- THE TASK: Your task is to repeat the lines below exactly, excluding any pictures they contain.

··· DATA PROVIDED ···

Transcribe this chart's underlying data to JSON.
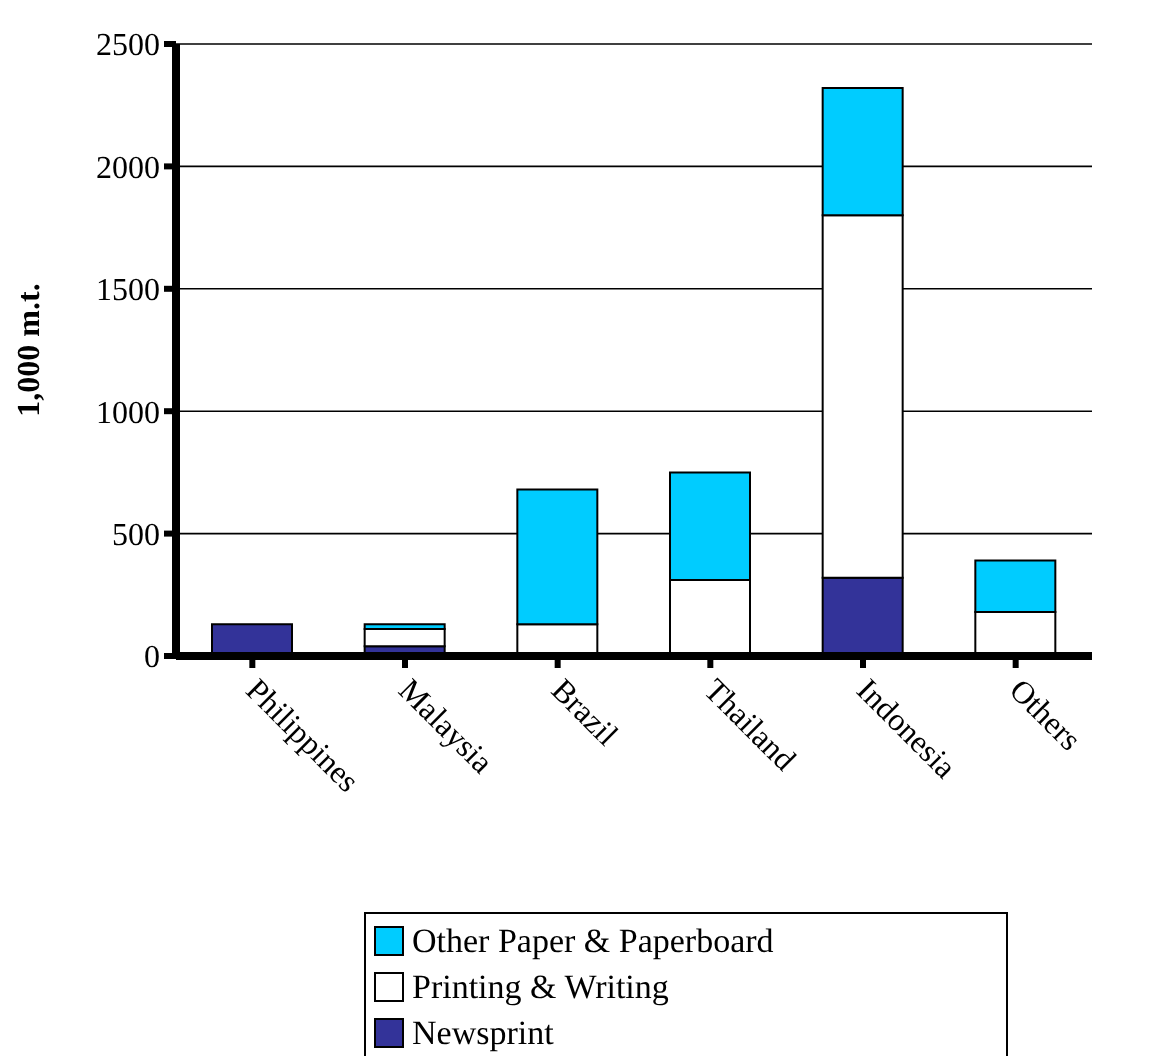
{
  "chart_data": {
    "type": "bar",
    "stacked": true,
    "ylabel": "1,000 m.t.",
    "categories": [
      "Philippines",
      "Malaysia",
      "Brazil",
      "Thailand",
      "Indonesia",
      "Others"
    ],
    "series": [
      {
        "name": "Newsprint",
        "color": "#333399",
        "values": [
          130,
          40,
          0,
          0,
          320,
          10
        ]
      },
      {
        "name": "Printing & Writing",
        "color": "#ffffff",
        "values": [
          0,
          70,
          130,
          310,
          1480,
          170
        ]
      },
      {
        "name": "Other Paper & Paperboard",
        "color": "#00ccff",
        "values": [
          0,
          20,
          550,
          440,
          520,
          210
        ]
      }
    ],
    "ylim": [
      0,
      2500
    ],
    "yticks": [
      0,
      500,
      1000,
      1500,
      2000,
      2500
    ],
    "grid": "y",
    "legend": "bottom"
  }
}
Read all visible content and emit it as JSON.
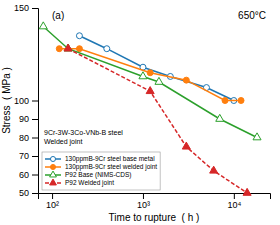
{
  "chart_data": {
    "type": "line",
    "annotations": [
      "650°C",
      "(a)",
      "9Cr-3W-3Co-VNb-B steel",
      "Welded joint"
    ],
    "xlabel": "Time to rupture  ( h )",
    "ylabel": "Stress  ( MPa )",
    "log": "x",
    "xlim": [
      70,
      25000
    ],
    "ylim": [
      50,
      150
    ],
    "xticks": [
      {
        "value": 100,
        "label": "10²"
      },
      {
        "value": 1000,
        "label": "10³"
      },
      {
        "value": 10000,
        "label": "10⁴"
      }
    ],
    "yticks": [
      50,
      60,
      70,
      80,
      90,
      100,
      150
    ],
    "grid": false,
    "legend": "lower left",
    "series": [
      {
        "name": "130ppmB-9Cr steel base metal",
        "marker": "circle-open",
        "line_style": "solid",
        "x": [
          200,
          400,
          1000,
          2000,
          5000,
          10000
        ],
        "values": [
          135,
          128,
          118,
          113,
          107,
          100
        ]
      },
      {
        "name": "130ppmB-9Cr steel welded joint",
        "marker": "circle",
        "line_style": "solid",
        "x": [
          120,
          200,
          1200,
          3000,
          8000,
          12000
        ],
        "values": [
          128,
          128,
          115,
          111,
          100,
          100
        ]
      },
      {
        "name": "P92 Base (NIMS-CDS)",
        "marker": "triangle-open",
        "line_style": "solid",
        "x": [
          80,
          150,
          1000,
          1500,
          7000,
          18000
        ],
        "values": [
          140,
          128,
          113,
          110,
          90,
          80
        ]
      },
      {
        "name": "P92 Welded joint",
        "marker": "triangle",
        "line_style": "dashed",
        "x": [
          150,
          1200,
          3000,
          6000,
          14000
        ],
        "values": [
          128,
          105,
          75,
          62,
          50
        ]
      }
    ]
  }
}
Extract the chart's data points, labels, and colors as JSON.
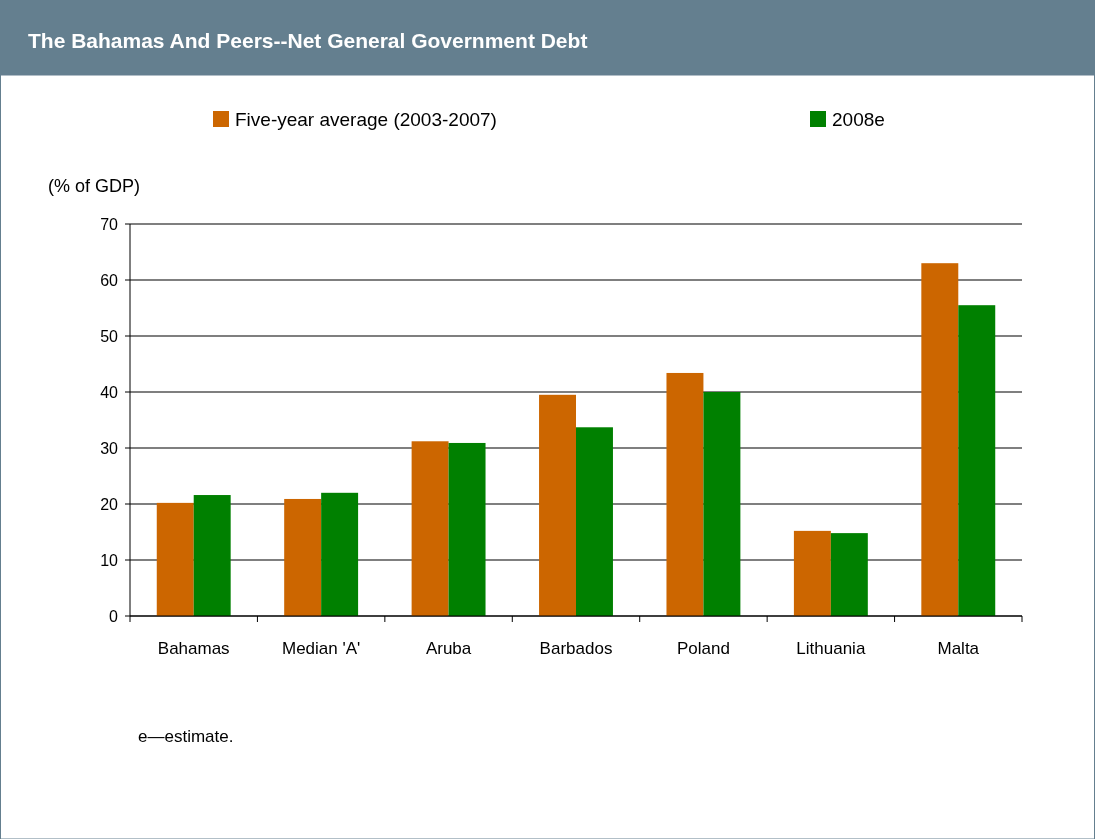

···

- EXERCISE OUTPUT:
Transcribe this chart's underlying data to JSON.
{
  "chart_data": {
    "type": "bar",
    "stacked": true,
    "ylabel": "1,000 m.t.",
    "categories": [
      "Philippines",
      "Malaysia",
      "Brazil",
      "Thailand",
      "Indonesia",
      "Others"
    ],
    "series": [
      {
        "name": "Newsprint",
        "color": "#333399",
        "values": [
          130,
          40,
          0,
          0,
          320,
          10
        ]
      },
      {
        "name": "Printing & Writing",
        "color": "#ffffff",
        "values": [
          0,
          70,
          130,
          310,
          1480,
          170
        ]
      },
      {
        "name": "Other Paper & Paperboard",
        "color": "#00ccff",
        "values": [
          0,
          20,
          550,
          440,
          520,
          210
        ]
      }
    ],
    "ylim": [
      0,
      2500
    ],
    "yticks": [
      0,
      500,
      1000,
      1500,
      2000,
      2500
    ],
    "grid": "y",
    "legend": "bottom"
  }
}
Read all visible content and emit it as JSON.
{
  "chart_data": {
    "type": "line",
    "annotations": [
      "650°C",
      "(a)",
      "9Cr-3W-3Co-VNb-B steel",
      "Welded joint"
    ],
    "xlabel": "Time to rupture  ( h )",
    "ylabel": "Stress  ( MPa )",
    "log": "x",
    "xlim": [
      70,
      25000
    ],
    "ylim": [
      50,
      150
    ],
    "xticks": [
      {
        "value": 100,
        "label": "10²"
      },
      {
        "value": 1000,
        "label": "10³"
      },
      {
        "value": 10000,
        "label": "10⁴"
      }
    ],
    "yticks": [
      50,
      60,
      70,
      80,
      90,
      100,
      150
    ],
    "grid": false,
    "legend": "lower left",
    "series": [
      {
        "name": "130ppmB-9Cr steel base metal",
        "marker": "circle-open",
        "line_style": "solid",
        "x": [
          200,
          400,
          1000,
          2000,
          5000,
          10000
        ],
        "values": [
          135,
          128,
          118,
          113,
          107,
          100
        ]
      },
      {
        "name": "130ppmB-9Cr steel welded joint",
        "marker": "circle",
        "line_style": "solid",
        "x": [
          120,
          200,
          1200,
          3000,
          8000,
          12000
        ],
        "values": [
          128,
          128,
          115,
          111,
          100,
          100
        ]
      },
      {
        "name": "P92 Base (NIMS-CDS)",
        "marker": "triangle-open",
        "line_style": "solid",
        "x": [
          80,
          150,
          1000,
          1500,
          7000,
          18000
        ],
        "values": [
          140,
          128,
          113,
          110,
          90,
          80
        ]
      },
      {
        "name": "P92 Welded joint",
        "marker": "triangle",
        "line_style": "dashed",
        "x": [
          150,
          1200,
          3000,
          6000,
          14000
        ],
        "values": [
          128,
          105,
          75,
          62,
          50
        ]
      }
    ]
  }
}
Extract the chart's data points, labels, and colors as JSON.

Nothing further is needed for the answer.